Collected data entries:

# # # # # # #

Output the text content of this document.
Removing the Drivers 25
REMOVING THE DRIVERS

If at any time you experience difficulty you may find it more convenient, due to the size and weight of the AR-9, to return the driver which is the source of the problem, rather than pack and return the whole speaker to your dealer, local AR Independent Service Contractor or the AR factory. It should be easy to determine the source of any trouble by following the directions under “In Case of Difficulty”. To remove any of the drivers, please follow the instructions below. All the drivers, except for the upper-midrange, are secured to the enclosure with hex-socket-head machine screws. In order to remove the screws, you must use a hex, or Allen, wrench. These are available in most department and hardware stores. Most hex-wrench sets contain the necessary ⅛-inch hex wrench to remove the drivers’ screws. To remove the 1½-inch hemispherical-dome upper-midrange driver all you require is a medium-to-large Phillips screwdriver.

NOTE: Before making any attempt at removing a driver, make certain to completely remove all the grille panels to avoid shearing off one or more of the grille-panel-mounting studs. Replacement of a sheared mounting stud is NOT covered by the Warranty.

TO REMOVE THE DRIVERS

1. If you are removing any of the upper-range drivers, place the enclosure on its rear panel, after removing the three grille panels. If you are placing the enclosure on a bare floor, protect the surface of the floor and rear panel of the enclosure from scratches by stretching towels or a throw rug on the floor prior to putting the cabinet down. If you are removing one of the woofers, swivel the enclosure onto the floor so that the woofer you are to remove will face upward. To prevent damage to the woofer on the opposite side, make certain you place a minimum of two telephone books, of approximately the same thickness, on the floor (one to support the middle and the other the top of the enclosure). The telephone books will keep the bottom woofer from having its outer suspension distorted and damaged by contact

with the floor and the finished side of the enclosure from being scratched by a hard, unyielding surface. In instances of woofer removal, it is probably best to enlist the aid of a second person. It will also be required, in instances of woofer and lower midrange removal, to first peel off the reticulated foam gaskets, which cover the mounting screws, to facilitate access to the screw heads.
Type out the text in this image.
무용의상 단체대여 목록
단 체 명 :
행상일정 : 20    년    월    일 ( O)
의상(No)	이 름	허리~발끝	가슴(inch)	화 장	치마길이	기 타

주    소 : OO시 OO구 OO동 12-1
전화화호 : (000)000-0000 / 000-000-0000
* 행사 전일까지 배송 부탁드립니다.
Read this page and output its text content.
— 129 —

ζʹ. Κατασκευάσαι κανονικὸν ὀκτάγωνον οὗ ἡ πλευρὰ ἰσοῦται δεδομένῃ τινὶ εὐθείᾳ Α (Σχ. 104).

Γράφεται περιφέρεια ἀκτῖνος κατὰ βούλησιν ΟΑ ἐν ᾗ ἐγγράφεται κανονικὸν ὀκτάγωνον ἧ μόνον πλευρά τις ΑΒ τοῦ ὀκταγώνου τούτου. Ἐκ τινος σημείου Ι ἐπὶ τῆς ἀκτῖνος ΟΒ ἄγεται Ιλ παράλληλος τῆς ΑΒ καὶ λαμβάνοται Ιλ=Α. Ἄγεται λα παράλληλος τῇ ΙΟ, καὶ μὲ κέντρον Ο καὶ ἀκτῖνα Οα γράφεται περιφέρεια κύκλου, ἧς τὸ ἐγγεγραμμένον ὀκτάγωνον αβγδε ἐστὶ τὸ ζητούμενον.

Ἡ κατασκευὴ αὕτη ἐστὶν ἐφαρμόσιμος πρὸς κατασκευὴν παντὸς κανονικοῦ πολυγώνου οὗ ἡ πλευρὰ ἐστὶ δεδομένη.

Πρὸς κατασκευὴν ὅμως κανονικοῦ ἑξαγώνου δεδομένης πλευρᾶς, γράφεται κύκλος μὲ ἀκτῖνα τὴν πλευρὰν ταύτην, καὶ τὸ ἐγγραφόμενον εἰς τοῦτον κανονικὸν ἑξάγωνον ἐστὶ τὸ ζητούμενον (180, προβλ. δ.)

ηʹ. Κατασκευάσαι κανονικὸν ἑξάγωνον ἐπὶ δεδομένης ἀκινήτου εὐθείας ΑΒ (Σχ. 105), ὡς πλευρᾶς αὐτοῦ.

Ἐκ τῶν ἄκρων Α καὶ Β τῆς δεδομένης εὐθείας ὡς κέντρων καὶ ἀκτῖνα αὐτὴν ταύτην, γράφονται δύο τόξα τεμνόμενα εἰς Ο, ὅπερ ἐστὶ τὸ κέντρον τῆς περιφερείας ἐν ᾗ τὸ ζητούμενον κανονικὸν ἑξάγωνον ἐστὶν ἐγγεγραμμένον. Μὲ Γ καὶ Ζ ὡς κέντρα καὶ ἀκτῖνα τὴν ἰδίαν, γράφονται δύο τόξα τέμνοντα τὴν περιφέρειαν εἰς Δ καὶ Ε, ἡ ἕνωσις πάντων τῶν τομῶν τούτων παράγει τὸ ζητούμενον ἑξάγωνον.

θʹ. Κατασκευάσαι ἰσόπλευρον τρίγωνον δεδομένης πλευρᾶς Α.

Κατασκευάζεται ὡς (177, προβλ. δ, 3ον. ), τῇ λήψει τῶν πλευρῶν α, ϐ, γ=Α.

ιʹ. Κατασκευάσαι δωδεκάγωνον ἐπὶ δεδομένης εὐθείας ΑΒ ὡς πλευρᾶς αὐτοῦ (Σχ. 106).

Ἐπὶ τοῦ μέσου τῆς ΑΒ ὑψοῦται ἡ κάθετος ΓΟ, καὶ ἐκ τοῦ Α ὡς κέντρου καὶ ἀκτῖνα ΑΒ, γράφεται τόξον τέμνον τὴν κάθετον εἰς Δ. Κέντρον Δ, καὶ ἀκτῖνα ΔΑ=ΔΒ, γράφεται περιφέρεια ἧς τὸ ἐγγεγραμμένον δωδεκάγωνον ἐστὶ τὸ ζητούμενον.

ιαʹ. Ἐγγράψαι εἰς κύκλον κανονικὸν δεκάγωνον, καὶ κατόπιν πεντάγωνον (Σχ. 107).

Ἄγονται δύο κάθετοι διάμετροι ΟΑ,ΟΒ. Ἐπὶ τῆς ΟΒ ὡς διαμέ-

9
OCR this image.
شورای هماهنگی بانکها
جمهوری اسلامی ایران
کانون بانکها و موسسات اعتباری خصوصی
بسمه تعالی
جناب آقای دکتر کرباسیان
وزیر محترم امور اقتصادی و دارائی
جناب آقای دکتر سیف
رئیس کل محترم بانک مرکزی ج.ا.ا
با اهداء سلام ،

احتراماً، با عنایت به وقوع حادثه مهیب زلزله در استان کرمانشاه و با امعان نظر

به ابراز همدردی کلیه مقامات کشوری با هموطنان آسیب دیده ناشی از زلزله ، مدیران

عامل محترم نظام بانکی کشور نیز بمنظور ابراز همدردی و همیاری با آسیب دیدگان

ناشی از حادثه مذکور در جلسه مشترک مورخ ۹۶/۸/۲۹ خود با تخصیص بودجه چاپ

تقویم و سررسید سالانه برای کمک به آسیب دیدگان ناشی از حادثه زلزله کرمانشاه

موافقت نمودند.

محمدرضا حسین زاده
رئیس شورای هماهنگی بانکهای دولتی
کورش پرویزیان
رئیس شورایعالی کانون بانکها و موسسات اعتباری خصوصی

# # # # # # #

#### DIRECTIONS
Count how many lines hold the string "Κατασκευάσαι" and give that number alone.

#### EXPECTED ANSWER
4